*How to complete this task*: Print out the full listing, exactly.

*Given data*:
————

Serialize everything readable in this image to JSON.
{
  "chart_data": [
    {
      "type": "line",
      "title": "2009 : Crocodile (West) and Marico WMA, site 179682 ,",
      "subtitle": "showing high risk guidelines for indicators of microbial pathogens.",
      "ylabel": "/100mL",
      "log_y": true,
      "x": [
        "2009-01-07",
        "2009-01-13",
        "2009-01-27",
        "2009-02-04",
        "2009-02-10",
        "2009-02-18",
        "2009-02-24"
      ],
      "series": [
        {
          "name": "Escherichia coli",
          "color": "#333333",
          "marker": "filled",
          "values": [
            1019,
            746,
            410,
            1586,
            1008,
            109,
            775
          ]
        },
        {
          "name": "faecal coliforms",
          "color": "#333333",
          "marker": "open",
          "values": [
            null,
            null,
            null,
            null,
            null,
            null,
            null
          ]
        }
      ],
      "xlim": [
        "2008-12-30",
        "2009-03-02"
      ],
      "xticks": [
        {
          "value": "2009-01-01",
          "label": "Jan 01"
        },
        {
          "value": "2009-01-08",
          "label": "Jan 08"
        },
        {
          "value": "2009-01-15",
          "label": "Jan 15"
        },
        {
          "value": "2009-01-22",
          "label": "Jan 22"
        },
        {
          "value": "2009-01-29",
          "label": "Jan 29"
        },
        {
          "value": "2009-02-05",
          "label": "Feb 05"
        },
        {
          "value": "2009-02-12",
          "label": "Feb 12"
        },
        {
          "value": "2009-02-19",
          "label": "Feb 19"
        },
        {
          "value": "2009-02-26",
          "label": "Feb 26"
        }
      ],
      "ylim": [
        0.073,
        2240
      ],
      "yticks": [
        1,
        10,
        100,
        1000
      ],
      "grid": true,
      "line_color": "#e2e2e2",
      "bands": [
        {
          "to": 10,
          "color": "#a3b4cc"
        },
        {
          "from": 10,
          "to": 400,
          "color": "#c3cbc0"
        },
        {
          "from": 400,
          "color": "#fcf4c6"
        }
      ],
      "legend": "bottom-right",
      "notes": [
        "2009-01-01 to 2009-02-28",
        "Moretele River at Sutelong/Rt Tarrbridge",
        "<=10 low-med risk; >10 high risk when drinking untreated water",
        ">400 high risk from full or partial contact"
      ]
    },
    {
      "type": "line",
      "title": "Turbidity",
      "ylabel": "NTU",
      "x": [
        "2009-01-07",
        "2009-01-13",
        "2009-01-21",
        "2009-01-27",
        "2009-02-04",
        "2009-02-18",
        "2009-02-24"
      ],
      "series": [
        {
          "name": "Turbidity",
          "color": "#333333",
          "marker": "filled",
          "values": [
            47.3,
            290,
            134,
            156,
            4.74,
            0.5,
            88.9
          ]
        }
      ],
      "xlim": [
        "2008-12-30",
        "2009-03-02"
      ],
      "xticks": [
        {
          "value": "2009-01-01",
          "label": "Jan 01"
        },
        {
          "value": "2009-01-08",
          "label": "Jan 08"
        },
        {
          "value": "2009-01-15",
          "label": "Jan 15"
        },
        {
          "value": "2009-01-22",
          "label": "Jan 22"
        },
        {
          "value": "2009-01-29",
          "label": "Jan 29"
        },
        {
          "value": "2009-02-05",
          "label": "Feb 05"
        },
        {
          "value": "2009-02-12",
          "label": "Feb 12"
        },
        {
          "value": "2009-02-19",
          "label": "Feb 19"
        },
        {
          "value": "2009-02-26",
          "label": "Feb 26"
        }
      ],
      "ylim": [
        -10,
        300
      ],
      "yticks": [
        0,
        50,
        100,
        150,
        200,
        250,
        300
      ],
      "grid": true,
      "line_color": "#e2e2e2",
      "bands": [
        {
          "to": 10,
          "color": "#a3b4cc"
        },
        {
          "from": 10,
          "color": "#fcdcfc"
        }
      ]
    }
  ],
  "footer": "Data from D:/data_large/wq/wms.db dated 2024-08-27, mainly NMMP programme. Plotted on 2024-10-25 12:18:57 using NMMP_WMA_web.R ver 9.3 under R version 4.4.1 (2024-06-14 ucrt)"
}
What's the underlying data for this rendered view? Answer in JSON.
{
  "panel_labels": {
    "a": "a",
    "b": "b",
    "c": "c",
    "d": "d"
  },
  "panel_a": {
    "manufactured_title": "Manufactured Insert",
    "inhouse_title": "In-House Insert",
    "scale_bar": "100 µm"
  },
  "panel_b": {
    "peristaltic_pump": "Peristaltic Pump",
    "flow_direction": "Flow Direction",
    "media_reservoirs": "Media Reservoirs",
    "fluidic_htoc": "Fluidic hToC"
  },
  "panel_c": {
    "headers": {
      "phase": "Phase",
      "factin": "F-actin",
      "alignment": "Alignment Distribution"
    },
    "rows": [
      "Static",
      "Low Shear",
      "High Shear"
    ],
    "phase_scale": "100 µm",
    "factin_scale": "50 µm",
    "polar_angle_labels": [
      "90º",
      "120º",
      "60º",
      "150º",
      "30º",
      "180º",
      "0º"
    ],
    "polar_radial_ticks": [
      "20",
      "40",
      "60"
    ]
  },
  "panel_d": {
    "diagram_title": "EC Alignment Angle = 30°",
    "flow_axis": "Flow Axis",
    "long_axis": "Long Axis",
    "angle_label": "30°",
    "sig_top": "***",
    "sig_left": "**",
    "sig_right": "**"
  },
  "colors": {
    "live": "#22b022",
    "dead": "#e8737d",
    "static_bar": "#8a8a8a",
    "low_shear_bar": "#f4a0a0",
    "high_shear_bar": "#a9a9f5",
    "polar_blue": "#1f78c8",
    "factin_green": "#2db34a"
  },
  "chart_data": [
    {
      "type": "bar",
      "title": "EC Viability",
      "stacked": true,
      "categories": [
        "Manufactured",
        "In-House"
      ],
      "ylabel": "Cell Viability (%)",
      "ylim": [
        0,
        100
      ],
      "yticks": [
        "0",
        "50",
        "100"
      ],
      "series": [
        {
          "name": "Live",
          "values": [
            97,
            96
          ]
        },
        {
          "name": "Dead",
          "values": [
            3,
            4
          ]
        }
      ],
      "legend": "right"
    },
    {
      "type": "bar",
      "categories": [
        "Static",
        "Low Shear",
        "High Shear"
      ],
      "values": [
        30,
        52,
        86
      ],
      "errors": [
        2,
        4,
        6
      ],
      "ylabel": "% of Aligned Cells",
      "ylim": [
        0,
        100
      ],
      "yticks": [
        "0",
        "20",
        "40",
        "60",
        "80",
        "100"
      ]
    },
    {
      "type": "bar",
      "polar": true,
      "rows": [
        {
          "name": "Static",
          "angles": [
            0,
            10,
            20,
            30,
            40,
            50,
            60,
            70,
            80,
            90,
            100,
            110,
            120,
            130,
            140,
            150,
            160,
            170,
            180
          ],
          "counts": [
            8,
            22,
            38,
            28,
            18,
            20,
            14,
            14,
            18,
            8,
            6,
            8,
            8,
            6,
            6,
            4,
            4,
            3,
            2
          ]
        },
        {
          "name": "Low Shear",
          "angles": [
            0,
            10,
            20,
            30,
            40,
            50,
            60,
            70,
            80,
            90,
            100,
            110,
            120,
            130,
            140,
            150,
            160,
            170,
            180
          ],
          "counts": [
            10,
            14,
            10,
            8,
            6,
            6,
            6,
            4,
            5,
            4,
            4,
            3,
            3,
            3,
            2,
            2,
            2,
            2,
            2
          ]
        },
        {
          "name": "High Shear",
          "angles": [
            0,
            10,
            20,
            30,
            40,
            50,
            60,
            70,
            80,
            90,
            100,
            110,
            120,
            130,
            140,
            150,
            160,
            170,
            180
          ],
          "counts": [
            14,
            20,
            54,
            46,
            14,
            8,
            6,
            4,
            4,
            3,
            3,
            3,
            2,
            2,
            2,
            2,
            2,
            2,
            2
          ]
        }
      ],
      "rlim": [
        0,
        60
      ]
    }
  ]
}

————

*Exercise response*:
Serialize everything readable in this image to JSON.
{
  "chart_data": [
    {
      "type": "line",
      "title": "2009 : Crocodile (West) and Marico WMA, site 179682 ,",
      "subtitle": "showing high risk guidelines for indicators of microbial pathogens.",
      "ylabel": "/100mL",
      "log_y": true,
      "x": [
        "2009-01-07",
        "2009-01-13",
        "2009-01-27",
        "2009-02-04",
        "2009-02-10",
        "2009-02-18",
        "2009-02-24"
      ],
      "series": [
        {
          "name": "Escherichia coli",
          "color": "#333333",
          "marker": "filled",
          "values": [
            1019,
            746,
            410,
            1586,
            1008,
            109,
            775
          ]
        },
        {
          "name": "faecal coliforms",
          "color": "#333333",
          "marker": "open",
          "values": [
            null,
            null,
            null,
            null,
            null,
            null,
            null
          ]
        }
      ],
      "xlim": [
        "2008-12-30",
        "2009-03-02"
      ],
      "xticks": [
        {
          "value": "2009-01-01",
          "label": "Jan 01"
        },
        {
          "value": "2009-01-08",
          "label": "Jan 08"
        },
        {
          "value": "2009-01-15",
          "label": "Jan 15"
        },
        {
          "value": "2009-01-22",
          "label": "Jan 22"
        },
        {
          "value": "2009-01-29",
          "label": "Jan 29"
        },
        {
          "value": "2009-02-05",
          "label": "Feb 05"
        },
        {
          "value": "2009-02-12",
          "label": "Feb 12"
        },
        {
          "value": "2009-02-19",
          "label": "Feb 19"
        },
        {
          "value": "2009-02-26",
          "label": "Feb 26"
        }
      ],
      "ylim": [
        0.073,
        2240
      ],
      "yticks": [
        1,
        10,
        100,
        1000
      ],
      "grid": true,
      "line_color": "#e2e2e2",
      "bands": [
        {
          "to": 10,
          "color": "#a3b4cc"
        },
        {
          "from": 10,
          "to": 400,
          "color": "#c3cbc0"
        },
        {
          "from": 400,
          "color": "#fcf4c6"
        }
      ],
      "legend": "bottom-right",
      "notes": [
        "2009-01-01 to 2009-02-28",
        "Moretele River at Sutelong/Rt Tarrbridge",
        "<=10 low-med risk; >10 high risk when drinking untreated water",
        ">400 high risk from full or partial contact"
      ]
    },
    {
      "type": "line",
      "title": "Turbidity",
      "ylabel": "NTU",
      "x": [
        "2009-01-07",
        "2009-01-13",
        "2009-01-21",
        "2009-01-27",
        "2009-02-04",
        "2009-02-18",
        "2009-02-24"
      ],
      "series": [
        {
          "name": "Turbidity",
          "color": "#333333",
          "marker": "filled",
          "values": [
            47.3,
            290,
            134,
            156,
            4.74,
            0.5,
            88.9
          ]
        }
      ],
      "xlim": [
        "2008-12-30",
        "2009-03-02"
      ],
      "xticks": [
        {
          "value": "2009-01-01",
          "label": "Jan 01"
        },
        {
          "value": "2009-01-08",
          "label": "Jan 08"
        },
        {
          "value": "2009-01-15",
          "label": "Jan 15"
        },
        {
          "value": "2009-01-22",
          "label": "Jan 22"
        },
        {
          "value": "2009-01-29",
          "label": "Jan 29"
        },
        {
          "value": "2009-02-05",
          "label": "Feb 05"
        },
        {
          "value": "2009-02-12",
          "label": "Feb 12"
        },
        {
          "value": "2009-02-19",
          "label": "Feb 19"
        },
        {
          "value": "2009-02-26",
          "label": "Feb 26"
        }
      ],
      "ylim": [
        -10,
        300
      ],
      "yticks": [
        0,
        50,
        100,
        150,
        200,
        250,
        300
      ],
      "grid": true,
      "line_color": "#e2e2e2",
      "bands": [
        {
          "to": 10,
          "color": "#a3b4cc"
        },
        {
          "from": 10,
          "color": "#fcdcfc"
        }
      ]
    }
  ],
  "footer": "Data from D:/data_large/wq/wms.db dated 2024-08-27, mainly NMMP programme. Plotted on 2024-10-25 12:18:57 using NMMP_WMA_web.R ver 9.3 under R version 4.4.1 (2024-06-14 ucrt)"
}
What's the underlying data for this rendered view? Answer in JSON.
{
  "panel_labels": {
    "a": "a",
    "b": "b",
    "c": "c",
    "d": "d"
  },
  "panel_a": {
    "manufactured_title": "Manufactured Insert",
    "inhouse_title": "In-House Insert",
    "scale_bar": "100 µm"
  },
  "panel_b": {
    "peristaltic_pump": "Peristaltic Pump",
    "flow_direction": "Flow Direction",
    "media_reservoirs": "Media Reservoirs",
    "fluidic_htoc": "Fluidic hToC"
  },
  "panel_c": {
    "headers": {
      "phase": "Phase",
      "factin": "F-actin",
      "alignment": "Alignment Distribution"
    },
    "rows": [
      "Static",
      "Low Shear",
      "High Shear"
    ],
    "phase_scale": "100 µm",
    "factin_scale": "50 µm",
    "polar_angle_labels": [
      "90º",
      "120º",
      "60º",
      "150º",
      "30º",
      "180º",
      "0º"
    ],
    "polar_radial_ticks": [
      "20",
      "40",
      "60"
    ]
  },
  "panel_d": {
    "diagram_title": "EC Alignment Angle = 30°",
    "flow_axis": "Flow Axis",
    "long_axis": "Long Axis",
    "angle_label": "30°",
    "sig_top": "***",
    "sig_left": "**",
    "sig_right": "**"
  },
  "colors": {
    "live": "#22b022",
    "dead": "#e8737d",
    "static_bar": "#8a8a8a",
    "low_shear_bar": "#f4a0a0",
    "high_shear_bar": "#a9a9f5",
    "polar_blue": "#1f78c8",
    "factin_green": "#2db34a"
  },
  "chart_data": [
    {
      "type": "bar",
      "title": "EC Viability",
      "stacked": true,
      "categories": [
        "Manufactured",
        "In-House"
      ],
      "ylabel": "Cell Viability (%)",
      "ylim": [
        0,
        100
      ],
      "yticks": [
        "0",
        "50",
        "100"
      ],
      "series": [
        {
          "name": "Live",
          "values": [
            97,
            96
          ]
        },
        {
          "name": "Dead",
          "values": [
            3,
            4
          ]
        }
      ],
      "legend": "right"
    },
    {
      "type": "bar",
      "categories": [
        "Static",
        "Low Shear",
        "High Shear"
      ],
      "values": [
        30,
        52,
        86
      ],
      "errors": [
        2,
        4,
        6
      ],
      "ylabel": "% of Aligned Cells",
      "ylim": [
        0,
        100
      ],
      "yticks": [
        "0",
        "20",
        "40",
        "60",
        "80",
        "100"
      ]
    },
    {
      "type": "bar",
      "polar": true,
      "rows": [
        {
          "name": "Static",
          "angles": [
            0,
            10,
            20,
            30,
            40,
            50,
            60,
            70,
            80,
            90,
            100,
            110,
            120,
            130,
            140,
            150,
            160,
            170,
            180
          ],
          "counts": [
            8,
            22,
            38,
            28,
            18,
            20,
            14,
            14,
            18,
            8,
            6,
            8,
            8,
            6,
            6,
            4,
            4,
            3,
            2
          ]
        },
        {
          "name": "Low Shear",
          "angles": [
            0,
            10,
            20,
            30,
            40,
            50,
            60,
            70,
            80,
            90,
            100,
            110,
            120,
            130,
            140,
            150,
            160,
            170,
            180
          ],
          "counts": [
            10,
            14,
            10,
            8,
            6,
            6,
            6,
            4,
            5,
            4,
            4,
            3,
            3,
            3,
            2,
            2,
            2,
            2,
            2
          ]
        },
        {
          "name": "High Shear",
          "angles": [
            0,
            10,
            20,
            30,
            40,
            50,
            60,
            70,
            80,
            90,
            100,
            110,
            120,
            130,
            140,
            150,
            160,
            170,
            180
          ],
          "counts": [
            14,
            20,
            54,
            46,
            14,
            8,
            6,
            4,
            4,
            3,
            3,
            3,
            2,
            2,
            2,
            2,
            2,
            2,
            2
          ]
        }
      ],
      "rlim": [
        0,
        60
      ]
    }
  ]
}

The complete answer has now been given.